**RECORDS PROVIDED**
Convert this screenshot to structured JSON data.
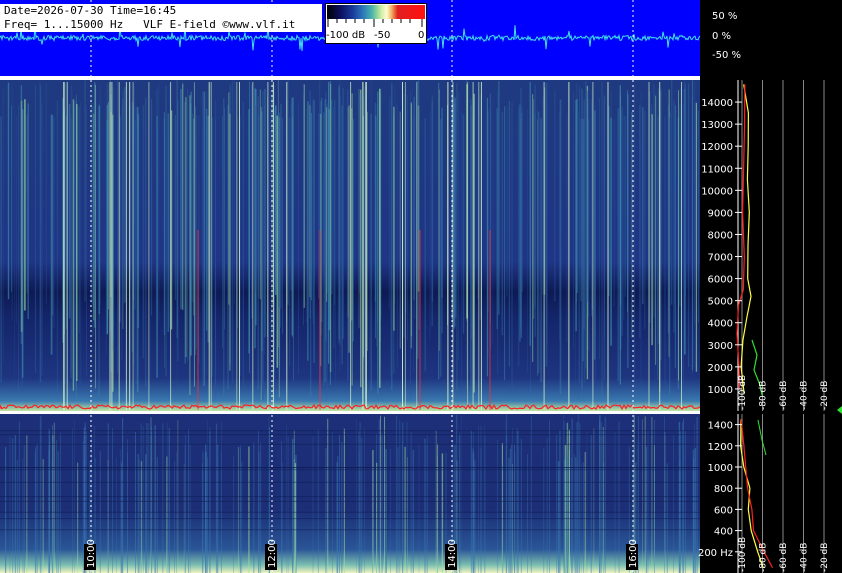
{
  "header": {
    "line1": "Date=2026-07-30 Time=16:45",
    "line2": "Freq= 1...15000 Hz   VLF E-field ©www.vlf.it"
  },
  "colorbar": {
    "labels": [
      "-100 dB",
      "-50",
      "0"
    ]
  },
  "waveform": {
    "labels": [
      "50 %",
      "0 %",
      "-50 %"
    ]
  },
  "colors": {
    "waveform_bg": "#0000ff",
    "waveform_trace": "#40e0e8",
    "spectrum_bg": "#1a2a78",
    "yellow_trace": "#ffff40",
    "red_trace": "#ff2020",
    "green_trace": "#30e030"
  },
  "chart_data": [
    {
      "type": "heatmap",
      "title": "",
      "xlabel": "",
      "ylabel": "",
      "x_ticks": [
        "10:00",
        "12:00",
        "14:00",
        "16:00"
      ],
      "y_ticks": [
        "1000",
        "2000",
        "3000",
        "4000",
        "5000",
        "6000",
        "7000",
        "8000",
        "9000",
        "10000",
        "11000",
        "12000",
        "13000",
        "14000"
      ],
      "ylim": [
        0,
        15000
      ],
      "grid": true
    },
    {
      "type": "heatmap",
      "title": "",
      "xlabel": "",
      "ylabel": "",
      "x_ticks": [
        "10:00",
        "12:00",
        "14:00",
        "16:00"
      ],
      "y_ticks": [
        "200 Hz",
        "400",
        "600",
        "800",
        "1000",
        "1200",
        "1400"
      ],
      "ylim": [
        0,
        1500
      ],
      "grid": true
    },
    {
      "type": "line",
      "title": "",
      "x_ticks": [
        "-100 dB",
        "-80 dB",
        "-60 dB",
        "-40 dB",
        "-20 dB"
      ],
      "series": [
        {
          "color": "#ffff40",
          "points": [
            [
              -97,
              14800
            ],
            [
              -95,
              13500
            ],
            [
              -94,
              12000
            ],
            [
              -95,
              10500
            ],
            [
              -94,
              9000
            ],
            [
              -93,
              7500
            ],
            [
              -93,
              6000
            ],
            [
              -92,
              5200
            ],
            [
              -96,
              4200
            ],
            [
              -98,
              3200
            ],
            [
              -100,
              2000
            ],
            [
              -98,
              800
            ]
          ]
        },
        {
          "color": "#ff2020",
          "points": [
            [
              -98,
              14800
            ],
            [
              -98,
              13000
            ],
            [
              -98,
              11000
            ],
            [
              -98,
              9000
            ],
            [
              -99,
              7000
            ],
            [
              -98,
              5500
            ],
            [
              -103,
              4800
            ],
            [
              -104,
              3500
            ],
            [
              -103,
              2000
            ],
            [
              -103,
              1000
            ]
          ]
        }
      ]
    },
    {
      "type": "line",
      "title": "",
      "x_ticks": [
        "-100 dB",
        "-80 dB",
        "-60 dB",
        "-40 dB",
        "-20 dB"
      ],
      "series": [
        {
          "color": "#ffff40",
          "points": [
            [
              -100,
              1450
            ],
            [
              -102,
              1200
            ],
            [
              -97,
              1000
            ],
            [
              -94,
              800
            ],
            [
              -92,
              600
            ],
            [
              -90,
              400
            ],
            [
              -85,
              200
            ],
            [
              -78,
              50
            ]
          ]
        },
        {
          "color": "#ff2020",
          "points": [
            [
              -101,
              1450
            ],
            [
              -99,
              1200
            ],
            [
              -96,
              1000
            ],
            [
              -93,
              800
            ],
            [
              -91,
              600
            ],
            [
              -88,
              400
            ],
            [
              -80,
              200
            ],
            [
              -72,
              50
            ]
          ]
        }
      ]
    }
  ]
}
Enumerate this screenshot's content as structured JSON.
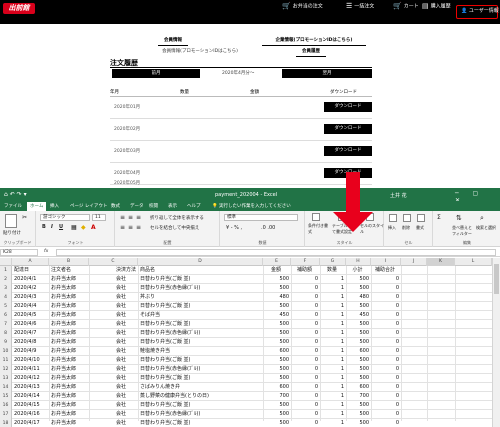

**SET EXERCISE**
Omitting all images, print the listing exactly.

**ANSWER TO THE PROBLEM**
Convert this screenshot to structured JSON data.
{
  "header": {
    "line1": "Date=2026-07-30 Time=16:45",
    "line2": "Freq= 1...15000 Hz   VLF E-field ©www.vlf.it"
  },
  "colorbar": {
    "labels": [
      "-100 dB",
      "-50",
      "0"
    ]
  },
  "waveform": {
    "labels": [
      "50 %",
      "0 %",
      "-50 %"
    ]
  },
  "colors": {
    "waveform_bg": "#0000ff",
    "waveform_trace": "#40e0e8",
    "spectrum_bg": "#1a2a78",
    "yellow_trace": "#ffff40",
    "red_trace": "#ff2020",
    "green_trace": "#30e030"
  },
  "chart_data": [
    {
      "type": "heatmap",
      "title": "",
      "xlabel": "",
      "ylabel": "",
      "x_ticks": [
        "10:00",
        "12:00",
        "14:00",
        "16:00"
      ],
      "y_ticks": [
        "1000",
        "2000",
        "3000",
        "4000",
        "5000",
        "6000",
        "7000",
        "8000",
        "9000",
        "10000",
        "11000",
        "12000",
        "13000",
        "14000"
      ],
      "ylim": [
        0,
        15000
      ],
      "grid": true
    },
    {
      "type": "heatmap",
      "title": "",
      "xlabel": "",
      "ylabel": "",
      "x_ticks": [
        "10:00",
        "12:00",
        "14:00",
        "16:00"
      ],
      "y_ticks": [
        "200 Hz",
        "400",
        "600",
        "800",
        "1000",
        "1200",
        "1400"
      ],
      "ylim": [
        0,
        1500
      ],
      "grid": true
    },
    {
      "type": "line",
      "title": "",
      "x_ticks": [
        "-100 dB",
        "-80 dB",
        "-60 dB",
        "-40 dB",
        "-20 dB"
      ],
      "series": [
        {
          "color": "#ffff40",
          "points": [
            [
              -97,
              14800
            ],
            [
              -95,
              13500
            ],
            [
              -94,
              12000
            ],
            [
              -95,
              10500
            ],
            [
              -94,
              9000
            ],
            [
              -93,
              7500
            ],
            [
              -93,
              6000
            ],
            [
              -92,
              5200
            ],
            [
              -96,
              4200
            ],
            [
              -98,
              3200
            ],
            [
              -100,
              2000
            ],
            [
              -98,
              800
            ]
          ]
        },
        {
          "color": "#ff2020",
          "points": [
            [
              -98,
              14800
            ],
            [
              -98,
              13000
            ],
            [
              -98,
              11000
            ],
            [
              -98,
              9000
            ],
            [
              -99,
              7000
            ],
            [
              -98,
              5500
            ],
            [
              -103,
              4800
            ],
            [
              -104,
              3500
            ],
            [
              -103,
              2000
            ],
            [
              -103,
              1000
            ]
          ]
        }
      ]
    },
    {
      "type": "line",
      "title": "",
      "x_ticks": [
        "-100 dB",
        "-80 dB",
        "-60 dB",
        "-40 dB",
        "-20 dB"
      ],
      "series": [
        {
          "color": "#ffff40",
          "points": [
            [
              -100,
              1450
            ],
            [
              -102,
              1200
            ],
            [
              -97,
              1000
            ],
            [
              -94,
              800
            ],
            [
              -92,
              600
            ],
            [
              -90,
              400
            ],
            [
              -85,
              200
            ],
            [
              -78,
              50
            ]
          ]
        },
        {
          "color": "#ff2020",
          "points": [
            [
              -101,
              1450
            ],
            [
              -99,
              1200
            ],
            [
              -96,
              1000
            ],
            [
              -93,
              800
            ],
            [
              -91,
              600
            ],
            [
              -88,
              400
            ],
            [
              -80,
              200
            ],
            [
              -72,
              50
            ]
          ]
        }
      ]
    }
  ]
}
Enumerate this screenshot's content as structured JSON.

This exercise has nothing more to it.